▶ [TASK GOAL]: Copy out every one of the rows below word for word, with no changes.
# start of INFORMATION PROVIDED
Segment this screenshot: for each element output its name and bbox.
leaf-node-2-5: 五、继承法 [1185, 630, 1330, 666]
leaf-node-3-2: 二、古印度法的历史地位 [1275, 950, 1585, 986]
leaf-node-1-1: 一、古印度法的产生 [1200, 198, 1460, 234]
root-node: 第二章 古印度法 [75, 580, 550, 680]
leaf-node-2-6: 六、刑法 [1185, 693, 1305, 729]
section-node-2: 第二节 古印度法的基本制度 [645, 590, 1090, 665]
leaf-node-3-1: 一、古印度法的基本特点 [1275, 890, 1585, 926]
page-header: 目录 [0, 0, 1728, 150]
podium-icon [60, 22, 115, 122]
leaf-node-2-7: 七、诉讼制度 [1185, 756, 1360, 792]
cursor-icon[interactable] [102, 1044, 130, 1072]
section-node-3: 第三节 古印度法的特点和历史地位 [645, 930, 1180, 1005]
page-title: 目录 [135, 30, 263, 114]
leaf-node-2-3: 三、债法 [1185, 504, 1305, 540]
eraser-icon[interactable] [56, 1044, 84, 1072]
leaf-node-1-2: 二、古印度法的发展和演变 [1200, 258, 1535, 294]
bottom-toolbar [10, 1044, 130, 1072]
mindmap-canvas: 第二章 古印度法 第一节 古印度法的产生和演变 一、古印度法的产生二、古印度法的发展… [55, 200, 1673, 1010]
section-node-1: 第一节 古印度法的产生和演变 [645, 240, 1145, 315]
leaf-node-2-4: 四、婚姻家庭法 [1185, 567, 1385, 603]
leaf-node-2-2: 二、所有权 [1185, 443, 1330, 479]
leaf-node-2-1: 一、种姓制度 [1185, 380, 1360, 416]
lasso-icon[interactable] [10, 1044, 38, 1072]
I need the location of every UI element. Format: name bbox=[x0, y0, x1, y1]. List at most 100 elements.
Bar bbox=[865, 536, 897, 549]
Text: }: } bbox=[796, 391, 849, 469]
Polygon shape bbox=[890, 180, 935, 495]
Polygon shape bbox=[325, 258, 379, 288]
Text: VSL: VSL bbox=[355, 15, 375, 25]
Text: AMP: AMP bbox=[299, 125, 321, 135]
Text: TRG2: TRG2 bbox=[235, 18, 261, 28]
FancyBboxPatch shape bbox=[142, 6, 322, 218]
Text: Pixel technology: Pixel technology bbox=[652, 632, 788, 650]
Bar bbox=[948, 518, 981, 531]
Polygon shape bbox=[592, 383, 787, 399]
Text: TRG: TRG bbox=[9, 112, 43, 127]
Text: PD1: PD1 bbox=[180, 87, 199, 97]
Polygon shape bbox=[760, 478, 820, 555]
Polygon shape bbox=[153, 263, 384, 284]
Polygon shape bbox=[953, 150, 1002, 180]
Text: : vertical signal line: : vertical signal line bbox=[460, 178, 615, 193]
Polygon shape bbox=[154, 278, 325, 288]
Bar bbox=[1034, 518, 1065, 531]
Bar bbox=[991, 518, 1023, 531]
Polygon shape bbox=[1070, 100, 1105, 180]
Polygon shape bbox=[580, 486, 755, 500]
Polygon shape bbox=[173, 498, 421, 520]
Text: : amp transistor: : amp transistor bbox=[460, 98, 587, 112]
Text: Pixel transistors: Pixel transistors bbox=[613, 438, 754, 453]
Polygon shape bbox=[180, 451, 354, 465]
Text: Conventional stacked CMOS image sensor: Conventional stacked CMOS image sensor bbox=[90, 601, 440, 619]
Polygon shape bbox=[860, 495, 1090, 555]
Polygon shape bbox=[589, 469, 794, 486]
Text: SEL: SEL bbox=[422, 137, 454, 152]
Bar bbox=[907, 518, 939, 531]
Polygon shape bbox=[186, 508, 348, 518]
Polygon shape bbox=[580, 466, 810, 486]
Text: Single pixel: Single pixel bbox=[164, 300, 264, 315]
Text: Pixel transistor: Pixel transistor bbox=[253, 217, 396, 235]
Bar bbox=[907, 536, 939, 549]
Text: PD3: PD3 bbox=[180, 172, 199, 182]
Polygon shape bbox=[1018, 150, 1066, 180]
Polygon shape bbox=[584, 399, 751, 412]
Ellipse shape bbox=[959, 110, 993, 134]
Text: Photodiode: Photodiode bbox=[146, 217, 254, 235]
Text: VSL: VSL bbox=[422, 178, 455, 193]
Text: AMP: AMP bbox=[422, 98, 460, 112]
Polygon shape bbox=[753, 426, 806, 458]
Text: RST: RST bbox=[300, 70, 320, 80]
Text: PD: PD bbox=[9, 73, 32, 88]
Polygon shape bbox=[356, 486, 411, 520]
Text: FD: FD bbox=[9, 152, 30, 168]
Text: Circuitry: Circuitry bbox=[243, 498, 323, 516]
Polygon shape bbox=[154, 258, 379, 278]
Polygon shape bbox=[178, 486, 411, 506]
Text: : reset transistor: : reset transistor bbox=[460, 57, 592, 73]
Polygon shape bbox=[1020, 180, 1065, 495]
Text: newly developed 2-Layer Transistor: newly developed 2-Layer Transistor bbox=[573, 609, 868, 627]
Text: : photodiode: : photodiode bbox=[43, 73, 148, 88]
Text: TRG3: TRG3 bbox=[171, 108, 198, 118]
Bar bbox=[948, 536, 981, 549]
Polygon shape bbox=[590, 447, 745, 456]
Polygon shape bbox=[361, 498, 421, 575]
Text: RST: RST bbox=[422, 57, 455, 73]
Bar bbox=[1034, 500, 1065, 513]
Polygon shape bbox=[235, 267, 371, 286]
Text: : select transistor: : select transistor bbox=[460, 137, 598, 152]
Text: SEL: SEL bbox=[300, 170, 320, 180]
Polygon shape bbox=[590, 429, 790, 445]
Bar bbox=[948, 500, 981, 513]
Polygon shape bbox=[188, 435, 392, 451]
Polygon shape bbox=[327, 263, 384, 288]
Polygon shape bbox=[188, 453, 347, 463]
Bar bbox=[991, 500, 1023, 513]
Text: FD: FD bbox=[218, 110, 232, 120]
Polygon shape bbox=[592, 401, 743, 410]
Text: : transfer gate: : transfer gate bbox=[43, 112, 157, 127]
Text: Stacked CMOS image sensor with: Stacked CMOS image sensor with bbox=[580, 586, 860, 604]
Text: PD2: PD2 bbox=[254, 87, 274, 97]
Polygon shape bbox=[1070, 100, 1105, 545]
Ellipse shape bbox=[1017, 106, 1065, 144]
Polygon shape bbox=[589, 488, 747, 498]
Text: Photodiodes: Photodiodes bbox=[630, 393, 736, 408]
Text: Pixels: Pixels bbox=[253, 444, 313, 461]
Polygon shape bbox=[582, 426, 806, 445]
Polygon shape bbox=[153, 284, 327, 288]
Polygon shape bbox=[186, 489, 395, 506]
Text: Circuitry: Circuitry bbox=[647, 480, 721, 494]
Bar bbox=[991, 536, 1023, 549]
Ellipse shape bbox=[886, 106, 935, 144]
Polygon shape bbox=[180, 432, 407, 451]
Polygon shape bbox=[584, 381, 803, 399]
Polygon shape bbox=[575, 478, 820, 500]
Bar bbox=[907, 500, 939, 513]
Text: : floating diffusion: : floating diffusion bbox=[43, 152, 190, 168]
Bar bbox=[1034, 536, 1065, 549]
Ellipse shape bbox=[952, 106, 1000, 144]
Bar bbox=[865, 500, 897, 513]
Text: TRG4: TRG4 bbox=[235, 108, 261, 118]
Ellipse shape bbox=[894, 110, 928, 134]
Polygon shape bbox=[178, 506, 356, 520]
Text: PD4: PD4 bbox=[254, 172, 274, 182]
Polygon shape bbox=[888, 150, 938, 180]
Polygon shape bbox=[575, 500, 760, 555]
# end of INFORMATION PROVIDED
▶ [REPLY TO THE TASK]:
Segment this screenshot: for each element output its name and bbox.
leaf-node-2-5: 五、继承法 [1185, 630, 1330, 666]
leaf-node-3-2: 二、古印度法的历史地位 [1275, 950, 1585, 986]
leaf-node-1-1: 一、古印度法的产生 [1200, 198, 1460, 234]
root-node: 第二章 古印度法 [75, 580, 550, 680]
leaf-node-2-6: 六、刑法 [1185, 693, 1305, 729]
section-node-2: 第二节 古印度法的基本制度 [645, 590, 1090, 665]
leaf-node-3-1: 一、古印度法的基本特点 [1275, 890, 1585, 926]
page-header: 目录 [0, 0, 1728, 150]
podium-icon [60, 22, 115, 122]
leaf-node-2-7: 七、诉讼制度 [1185, 756, 1360, 792]
cursor-icon[interactable] [102, 1044, 130, 1072]
section-node-3: 第三节 古印度法的特点和历史地位 [645, 930, 1180, 1005]
page-title: 目录 [135, 30, 263, 114]
leaf-node-2-3: 三、债法 [1185, 504, 1305, 540]
eraser-icon[interactable] [56, 1044, 84, 1072]
leaf-node-1-2: 二、古印度法的发展和演变 [1200, 258, 1535, 294]
bottom-toolbar [10, 1044, 130, 1072]
mindmap-canvas: 第二章 古印度法 第一节 古印度法的产生和演变 一、古印度法的产生二、古印度法的发展… [55, 200, 1673, 1010]
section-node-1: 第一节 古印度法的产生和演变 [645, 240, 1145, 315]
leaf-node-2-4: 四、婚姻家庭法 [1185, 567, 1385, 603]
leaf-node-2-2: 二、所有权 [1185, 443, 1330, 479]
leaf-node-2-1: 一、种姓制度 [1185, 380, 1360, 416]
lasso-icon[interactable] [10, 1044, 38, 1072]
I need the location of every UI element. Format: name bbox=[x0, y0, x1, y1]. List at most 100 elements.
Bar bbox=[865, 536, 897, 549]
Text: }: } bbox=[796, 391, 849, 469]
Polygon shape bbox=[890, 180, 935, 495]
Polygon shape bbox=[325, 258, 379, 288]
Text: VSL: VSL bbox=[355, 15, 375, 25]
Text: AMP: AMP bbox=[299, 125, 321, 135]
Text: TRG2: TRG2 bbox=[235, 18, 261, 28]
FancyBboxPatch shape bbox=[142, 6, 322, 218]
Text: Pixel technology: Pixel technology bbox=[652, 632, 788, 650]
Bar bbox=[948, 518, 981, 531]
Polygon shape bbox=[592, 383, 787, 399]
Text: TRG: TRG bbox=[9, 112, 43, 127]
Text: PD1: PD1 bbox=[180, 87, 199, 97]
Polygon shape bbox=[760, 478, 820, 555]
Polygon shape bbox=[153, 263, 384, 284]
Polygon shape bbox=[953, 150, 1002, 180]
Text: : vertical signal line: : vertical signal line bbox=[460, 178, 615, 193]
Polygon shape bbox=[154, 278, 325, 288]
Bar bbox=[1034, 518, 1065, 531]
Bar bbox=[991, 518, 1023, 531]
Polygon shape bbox=[1070, 100, 1105, 180]
Polygon shape bbox=[580, 486, 755, 500]
Polygon shape bbox=[173, 498, 421, 520]
Text: : amp transistor: : amp transistor bbox=[460, 98, 587, 112]
Text: Pixel transistors: Pixel transistors bbox=[613, 438, 754, 453]
Polygon shape bbox=[180, 451, 354, 465]
Text: Conventional stacked CMOS image sensor: Conventional stacked CMOS image sensor bbox=[90, 601, 440, 619]
Polygon shape bbox=[860, 495, 1090, 555]
Polygon shape bbox=[589, 469, 794, 486]
Text: SEL: SEL bbox=[422, 137, 454, 152]
Bar bbox=[907, 518, 939, 531]
Polygon shape bbox=[186, 508, 348, 518]
Polygon shape bbox=[580, 466, 810, 486]
Text: Single pixel: Single pixel bbox=[164, 300, 264, 315]
Text: Pixel transistor: Pixel transistor bbox=[253, 217, 396, 235]
Bar bbox=[907, 536, 939, 549]
Text: PD3: PD3 bbox=[180, 172, 199, 182]
Polygon shape bbox=[1018, 150, 1066, 180]
Polygon shape bbox=[584, 399, 751, 412]
Ellipse shape bbox=[959, 110, 993, 134]
Text: Photodiode: Photodiode bbox=[146, 217, 254, 235]
Text: VSL: VSL bbox=[422, 178, 455, 193]
Text: AMP: AMP bbox=[422, 98, 460, 112]
Polygon shape bbox=[753, 426, 806, 458]
Text: RST: RST bbox=[300, 70, 320, 80]
Text: PD: PD bbox=[9, 73, 32, 88]
Polygon shape bbox=[356, 486, 411, 520]
Text: FD: FD bbox=[9, 152, 30, 168]
Text: Circuitry: Circuitry bbox=[243, 498, 323, 516]
Polygon shape bbox=[154, 258, 379, 278]
Polygon shape bbox=[178, 486, 411, 506]
Text: : reset transistor: : reset transistor bbox=[460, 57, 592, 73]
Polygon shape bbox=[1020, 180, 1065, 495]
Text: newly developed 2-Layer Transistor: newly developed 2-Layer Transistor bbox=[573, 609, 868, 627]
Text: : photodiode: : photodiode bbox=[43, 73, 148, 88]
Text: TRG3: TRG3 bbox=[171, 108, 198, 118]
Bar bbox=[948, 536, 981, 549]
Polygon shape bbox=[590, 447, 745, 456]
Polygon shape bbox=[361, 498, 421, 575]
Text: RST: RST bbox=[422, 57, 455, 73]
Bar bbox=[1034, 500, 1065, 513]
Polygon shape bbox=[235, 267, 371, 286]
Text: : select transistor: : select transistor bbox=[460, 137, 598, 152]
Text: SEL: SEL bbox=[300, 170, 320, 180]
Polygon shape bbox=[590, 429, 790, 445]
Bar bbox=[948, 500, 981, 513]
Polygon shape bbox=[188, 435, 392, 451]
Polygon shape bbox=[327, 263, 384, 288]
Polygon shape bbox=[188, 453, 347, 463]
Bar bbox=[991, 500, 1023, 513]
Text: FD: FD bbox=[218, 110, 232, 120]
Polygon shape bbox=[592, 401, 743, 410]
Text: : transfer gate: : transfer gate bbox=[43, 112, 157, 127]
Text: Stacked CMOS image sensor with: Stacked CMOS image sensor with bbox=[580, 586, 860, 604]
Text: PD2: PD2 bbox=[254, 87, 274, 97]
Polygon shape bbox=[1070, 100, 1105, 545]
Ellipse shape bbox=[1017, 106, 1065, 144]
Polygon shape bbox=[589, 488, 747, 498]
Text: Photodiodes: Photodiodes bbox=[630, 393, 736, 408]
Text: Pixels: Pixels bbox=[253, 444, 313, 461]
Polygon shape bbox=[582, 426, 806, 445]
Polygon shape bbox=[153, 284, 327, 288]
Polygon shape bbox=[186, 489, 395, 506]
Text: Circuitry: Circuitry bbox=[647, 480, 721, 494]
Bar bbox=[991, 536, 1023, 549]
Ellipse shape bbox=[886, 106, 935, 144]
Polygon shape bbox=[180, 432, 407, 451]
Polygon shape bbox=[584, 381, 803, 399]
Polygon shape bbox=[575, 478, 820, 500]
Bar bbox=[907, 500, 939, 513]
Text: : floating diffusion: : floating diffusion bbox=[43, 152, 190, 168]
Bar bbox=[1034, 536, 1065, 549]
Ellipse shape bbox=[952, 106, 1000, 144]
Bar bbox=[865, 500, 897, 513]
Text: TRG4: TRG4 bbox=[235, 108, 261, 118]
Ellipse shape bbox=[894, 110, 928, 134]
Polygon shape bbox=[178, 506, 356, 520]
Text: PD4: PD4 bbox=[254, 172, 274, 182]
Polygon shape bbox=[888, 150, 938, 180]
Polygon shape bbox=[575, 500, 760, 555]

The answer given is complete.